● **What you should do**
Copy the lines below word for word, from the first line through the line that contains "526, 83, 607]".

● **Recorded information**
━━━

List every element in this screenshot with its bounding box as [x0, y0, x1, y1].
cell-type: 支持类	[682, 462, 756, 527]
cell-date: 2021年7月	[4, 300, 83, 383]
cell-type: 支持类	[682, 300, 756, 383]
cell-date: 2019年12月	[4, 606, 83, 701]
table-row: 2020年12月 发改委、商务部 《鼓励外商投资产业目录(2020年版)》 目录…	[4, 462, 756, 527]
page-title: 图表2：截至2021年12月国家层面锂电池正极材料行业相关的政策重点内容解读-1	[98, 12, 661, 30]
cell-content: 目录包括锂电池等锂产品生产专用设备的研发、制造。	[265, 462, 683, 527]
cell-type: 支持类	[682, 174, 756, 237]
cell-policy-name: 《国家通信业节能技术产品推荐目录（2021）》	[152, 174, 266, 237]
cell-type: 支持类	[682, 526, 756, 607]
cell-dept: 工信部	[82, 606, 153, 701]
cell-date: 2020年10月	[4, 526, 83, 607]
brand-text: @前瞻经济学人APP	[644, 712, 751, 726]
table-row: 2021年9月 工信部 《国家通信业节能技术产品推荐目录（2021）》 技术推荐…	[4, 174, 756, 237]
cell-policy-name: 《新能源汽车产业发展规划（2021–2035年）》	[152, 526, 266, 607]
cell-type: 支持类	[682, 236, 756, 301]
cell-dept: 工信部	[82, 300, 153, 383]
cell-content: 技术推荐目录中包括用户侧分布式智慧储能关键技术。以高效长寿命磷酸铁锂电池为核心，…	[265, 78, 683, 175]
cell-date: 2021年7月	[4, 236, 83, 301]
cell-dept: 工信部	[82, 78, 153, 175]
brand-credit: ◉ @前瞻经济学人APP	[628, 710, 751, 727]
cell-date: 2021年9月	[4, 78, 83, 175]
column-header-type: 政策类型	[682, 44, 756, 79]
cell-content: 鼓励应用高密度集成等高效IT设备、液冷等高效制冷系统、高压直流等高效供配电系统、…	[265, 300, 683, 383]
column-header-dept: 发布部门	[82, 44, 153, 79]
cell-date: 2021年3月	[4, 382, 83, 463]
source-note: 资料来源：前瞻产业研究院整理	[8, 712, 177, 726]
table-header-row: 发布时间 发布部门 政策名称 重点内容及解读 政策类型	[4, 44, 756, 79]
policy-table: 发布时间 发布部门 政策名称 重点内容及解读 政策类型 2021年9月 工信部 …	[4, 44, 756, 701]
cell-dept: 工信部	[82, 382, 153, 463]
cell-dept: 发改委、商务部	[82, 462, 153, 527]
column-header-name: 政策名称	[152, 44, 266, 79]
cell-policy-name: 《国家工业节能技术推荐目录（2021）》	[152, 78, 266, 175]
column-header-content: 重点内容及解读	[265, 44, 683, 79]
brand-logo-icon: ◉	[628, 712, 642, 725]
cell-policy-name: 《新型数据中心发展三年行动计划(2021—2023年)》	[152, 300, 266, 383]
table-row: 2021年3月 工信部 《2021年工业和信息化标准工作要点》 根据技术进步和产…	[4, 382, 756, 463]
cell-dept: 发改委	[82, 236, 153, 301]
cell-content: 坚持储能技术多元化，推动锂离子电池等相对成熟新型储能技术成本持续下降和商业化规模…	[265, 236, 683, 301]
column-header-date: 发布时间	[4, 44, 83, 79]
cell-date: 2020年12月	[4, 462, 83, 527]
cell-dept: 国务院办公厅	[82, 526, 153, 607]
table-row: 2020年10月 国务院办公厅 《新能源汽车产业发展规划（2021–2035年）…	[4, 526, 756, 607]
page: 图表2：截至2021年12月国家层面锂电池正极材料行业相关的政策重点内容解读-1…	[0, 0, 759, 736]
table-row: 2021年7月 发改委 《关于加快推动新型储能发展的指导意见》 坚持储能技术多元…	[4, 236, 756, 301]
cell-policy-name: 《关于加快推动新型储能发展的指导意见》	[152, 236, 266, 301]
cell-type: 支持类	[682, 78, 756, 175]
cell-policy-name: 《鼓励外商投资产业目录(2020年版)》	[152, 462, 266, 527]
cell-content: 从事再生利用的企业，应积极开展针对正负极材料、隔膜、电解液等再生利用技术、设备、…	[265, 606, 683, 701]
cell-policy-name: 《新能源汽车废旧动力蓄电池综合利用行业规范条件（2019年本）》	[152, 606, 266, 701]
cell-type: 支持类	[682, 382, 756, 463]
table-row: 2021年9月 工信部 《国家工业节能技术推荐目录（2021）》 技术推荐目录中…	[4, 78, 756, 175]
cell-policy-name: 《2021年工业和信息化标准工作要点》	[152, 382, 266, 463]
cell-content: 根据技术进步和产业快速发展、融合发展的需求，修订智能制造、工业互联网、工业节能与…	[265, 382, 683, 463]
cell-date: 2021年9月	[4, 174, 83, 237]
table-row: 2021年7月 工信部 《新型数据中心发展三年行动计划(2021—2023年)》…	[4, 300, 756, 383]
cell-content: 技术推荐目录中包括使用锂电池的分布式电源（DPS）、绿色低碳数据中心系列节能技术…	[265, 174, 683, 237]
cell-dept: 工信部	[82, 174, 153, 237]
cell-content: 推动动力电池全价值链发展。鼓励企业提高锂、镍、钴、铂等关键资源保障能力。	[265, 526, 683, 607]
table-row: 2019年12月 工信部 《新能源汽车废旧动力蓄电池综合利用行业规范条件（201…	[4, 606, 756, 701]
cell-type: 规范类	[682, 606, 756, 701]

━━━

● **Reply to the task**
List every element in this screenshot with its bounding box as [x0, y0, x1, y1].
cell-type: 支持类	[682, 462, 756, 527]
cell-date: 2021年7月	[4, 300, 83, 383]
cell-type: 支持类	[682, 300, 756, 383]
cell-date: 2019年12月	[4, 606, 83, 701]
table-row: 2020年12月 发改委、商务部 《鼓励外商投资产业目录(2020年版)》 目录…	[4, 462, 756, 527]
page-title: 图表2：截至2021年12月国家层面锂电池正极材料行业相关的政策重点内容解读-1	[98, 12, 661, 30]
cell-content: 目录包括锂电池等锂产品生产专用设备的研发、制造。	[265, 462, 683, 527]
cell-type: 支持类	[682, 174, 756, 237]
cell-policy-name: 《国家通信业节能技术产品推荐目录（2021）》	[152, 174, 266, 237]
cell-type: 支持类	[682, 526, 756, 607]
cell-dept: 工信部	[82, 606, 153, 701]
cell-date: 2020年10月	[4, 526, 83, 607]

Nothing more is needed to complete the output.